§ EXERCISE AIM:
All of the records listed below should be retyped exactly.

Collection entries:
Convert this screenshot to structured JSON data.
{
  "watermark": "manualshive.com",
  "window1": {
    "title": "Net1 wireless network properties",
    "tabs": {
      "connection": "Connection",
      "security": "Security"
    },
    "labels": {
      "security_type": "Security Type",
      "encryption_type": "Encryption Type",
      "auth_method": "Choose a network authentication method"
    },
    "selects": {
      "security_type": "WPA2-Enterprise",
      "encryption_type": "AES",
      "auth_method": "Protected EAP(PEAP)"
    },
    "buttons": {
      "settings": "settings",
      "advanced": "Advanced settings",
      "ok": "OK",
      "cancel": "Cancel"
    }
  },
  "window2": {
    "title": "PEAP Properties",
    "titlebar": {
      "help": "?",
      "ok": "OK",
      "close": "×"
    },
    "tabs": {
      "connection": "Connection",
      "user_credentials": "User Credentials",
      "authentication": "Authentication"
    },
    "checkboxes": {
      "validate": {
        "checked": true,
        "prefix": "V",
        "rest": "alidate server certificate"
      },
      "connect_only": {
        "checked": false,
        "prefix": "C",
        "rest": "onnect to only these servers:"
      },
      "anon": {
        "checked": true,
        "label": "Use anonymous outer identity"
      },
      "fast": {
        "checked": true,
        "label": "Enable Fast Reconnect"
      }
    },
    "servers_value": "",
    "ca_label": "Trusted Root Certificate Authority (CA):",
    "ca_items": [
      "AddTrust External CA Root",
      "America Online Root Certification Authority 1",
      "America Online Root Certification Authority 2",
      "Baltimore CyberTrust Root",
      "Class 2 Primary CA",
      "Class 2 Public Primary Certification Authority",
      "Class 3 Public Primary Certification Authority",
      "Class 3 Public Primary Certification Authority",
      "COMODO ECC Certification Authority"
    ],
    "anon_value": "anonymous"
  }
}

§ FINAL RESULT:
Convert this screenshot to structured JSON data.
{
  "watermark": "manualshive.com",
  "window1": {
    "title": "Net1 wireless network properties",
    "tabs": {
      "connection": "Connection",
      "security": "Security"
    },
    "labels": {
      "security_type": "Security Type",
      "encryption_type": "Encryption Type",
      "auth_method": "Choose a network authentication method"
    },
    "selects": {
      "security_type": "WPA2-Enterprise",
      "encryption_type": "AES",
      "auth_method": "Protected EAP(PEAP)"
    },
    "buttons": {
      "settings": "settings",
      "advanced": "Advanced settings",
      "ok": "OK",
      "cancel": "Cancel"
    }
  },
  "window2": {
    "title": "PEAP Properties",
    "titlebar": {
      "help": "?",
      "ok": "OK",
      "close": "×"
    },
    "tabs": {
      "connection": "Connection",
      "user_credentials": "User Credentials",
      "authentication": "Authentication"
    },
    "checkboxes": {
      "validate": {
        "checked": true,
        "prefix": "V",
        "rest": "alidate server certificate"
      },
      "connect_only": {
        "checked": false,
        "prefix": "C",
        "rest": "onnect to only these servers:"
      },
      "anon": {
        "checked": true,
        "label": "Use anonymous outer identity"
      },
      "fast": {
        "checked": true,
        "label": "Enable Fast Reconnect"
      }
    },
    "servers_value": "",
    "ca_label": "Trusted Root Certificate Authority (CA):",
    "ca_items": [
      "AddTrust External CA Root",
      "America Online Root Certification Authority 1",
      "America Online Root Certification Authority 2",
      "Baltimore CyberTrust Root",
      "Class 2 Primary CA",
      "Class 2 Public Primary Certification Authority",
      "Class 3 Public Primary Certification Authority",
      "Class 3 Public Primary Certification Authority",
      "COMODO ECC Certification Authority"
    ],
    "anon_value": "anonymous"
  }
}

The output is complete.